> **SHORT EXERCISE**
Copy out each line below that has the word "наследия" in it.

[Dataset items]
- - - - - - -
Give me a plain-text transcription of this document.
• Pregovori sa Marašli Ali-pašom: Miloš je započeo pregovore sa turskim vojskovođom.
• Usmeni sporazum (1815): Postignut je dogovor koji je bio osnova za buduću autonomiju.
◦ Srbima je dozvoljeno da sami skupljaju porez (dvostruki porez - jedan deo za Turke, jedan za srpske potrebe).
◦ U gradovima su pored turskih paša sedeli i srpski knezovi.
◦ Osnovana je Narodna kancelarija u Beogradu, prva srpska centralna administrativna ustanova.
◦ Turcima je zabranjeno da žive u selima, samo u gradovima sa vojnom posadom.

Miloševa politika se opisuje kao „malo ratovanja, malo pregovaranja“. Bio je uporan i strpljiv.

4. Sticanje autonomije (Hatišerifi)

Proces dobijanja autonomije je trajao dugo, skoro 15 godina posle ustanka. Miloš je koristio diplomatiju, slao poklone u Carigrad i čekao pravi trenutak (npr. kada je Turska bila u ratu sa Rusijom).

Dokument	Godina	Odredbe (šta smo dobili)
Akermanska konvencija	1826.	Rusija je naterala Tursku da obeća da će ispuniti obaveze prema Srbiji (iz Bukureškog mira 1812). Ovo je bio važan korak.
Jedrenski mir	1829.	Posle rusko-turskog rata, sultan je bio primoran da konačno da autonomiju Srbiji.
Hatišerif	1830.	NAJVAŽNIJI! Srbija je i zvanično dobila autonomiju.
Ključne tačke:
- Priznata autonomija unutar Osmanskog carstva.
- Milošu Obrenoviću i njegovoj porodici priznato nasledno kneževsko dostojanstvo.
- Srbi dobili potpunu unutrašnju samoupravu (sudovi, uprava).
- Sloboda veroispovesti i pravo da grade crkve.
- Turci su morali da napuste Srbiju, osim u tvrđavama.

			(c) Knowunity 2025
- - - - - - -
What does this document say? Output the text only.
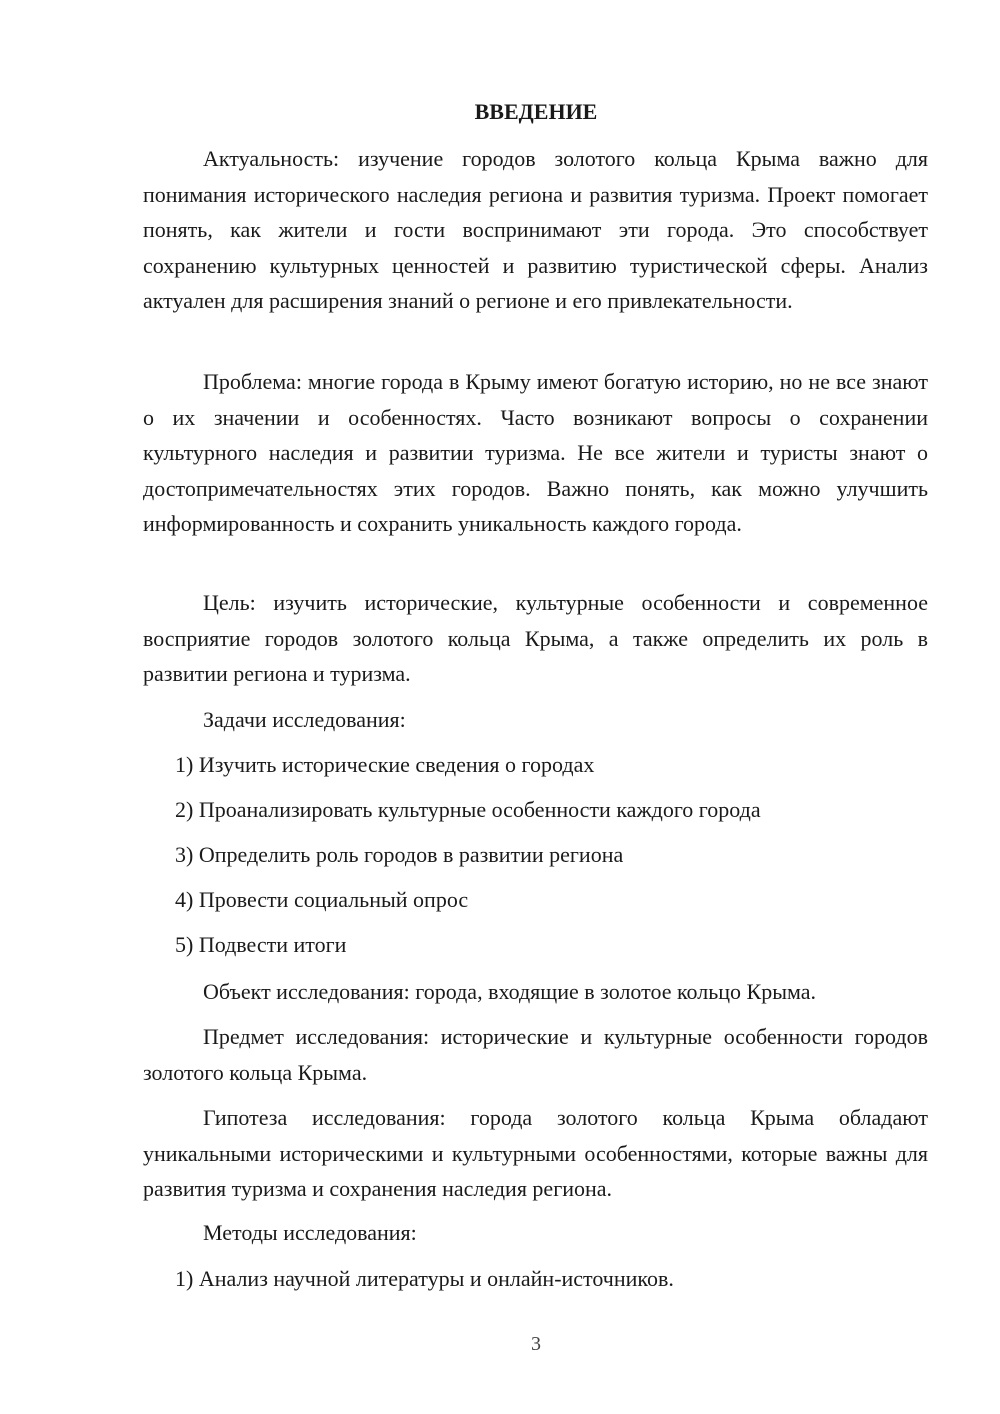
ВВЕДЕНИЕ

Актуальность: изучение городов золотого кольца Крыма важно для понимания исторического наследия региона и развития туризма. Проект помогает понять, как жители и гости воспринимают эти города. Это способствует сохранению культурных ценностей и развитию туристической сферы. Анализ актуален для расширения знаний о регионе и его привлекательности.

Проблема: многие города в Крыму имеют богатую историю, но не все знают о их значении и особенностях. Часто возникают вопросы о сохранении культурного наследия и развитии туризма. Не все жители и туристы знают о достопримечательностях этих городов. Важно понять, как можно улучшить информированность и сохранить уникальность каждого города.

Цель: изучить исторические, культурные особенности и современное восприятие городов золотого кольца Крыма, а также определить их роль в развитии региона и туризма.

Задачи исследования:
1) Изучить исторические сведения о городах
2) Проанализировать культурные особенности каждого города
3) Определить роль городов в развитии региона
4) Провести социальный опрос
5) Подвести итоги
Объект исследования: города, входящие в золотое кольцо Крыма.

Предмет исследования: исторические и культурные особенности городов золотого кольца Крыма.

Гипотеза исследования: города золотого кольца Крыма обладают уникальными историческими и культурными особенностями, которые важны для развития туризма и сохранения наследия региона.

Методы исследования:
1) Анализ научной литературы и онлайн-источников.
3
- - - - - - -
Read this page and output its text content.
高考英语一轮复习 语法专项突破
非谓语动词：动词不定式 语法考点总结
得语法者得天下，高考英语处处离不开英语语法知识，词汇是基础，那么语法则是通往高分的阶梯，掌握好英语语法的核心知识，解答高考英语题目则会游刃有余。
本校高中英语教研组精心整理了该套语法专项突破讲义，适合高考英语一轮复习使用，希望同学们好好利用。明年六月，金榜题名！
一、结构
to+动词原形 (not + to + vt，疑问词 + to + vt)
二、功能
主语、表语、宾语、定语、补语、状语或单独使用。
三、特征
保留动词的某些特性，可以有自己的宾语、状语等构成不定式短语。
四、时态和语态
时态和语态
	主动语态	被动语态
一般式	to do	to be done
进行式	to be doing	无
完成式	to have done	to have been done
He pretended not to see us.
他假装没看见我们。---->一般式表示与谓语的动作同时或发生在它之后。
- - - - - - -
> **RESPONSE TO THIS TASK**
Актуальность: изучение городов золотого кольца Крыма важно для понимания исторического наследия региона и развития туризма. Проект помогает понять, как жители и гости воспринимают эти города. Это способствует сохранению культурных ценностей и развитию туристической сферы. Анализ актуален для расширения знаний о регионе и его привлекательности.
Проблема: многие города в Крыму имеют богатую историю, но не все знают о их значении и особенностях. Часто возникают вопросы о сохранении культурного наследия и развитии туризма. Не все жители и туристы знают о достопримечательностях этих городов. Важно понять, как можно улучшить информированность и сохранить уникальность каждого города.
Гипотеза исследования: города золотого кольца Крыма обладают уникальными историческими и культурными особенностями, которые важны для развития туризма и сохранения наследия региона.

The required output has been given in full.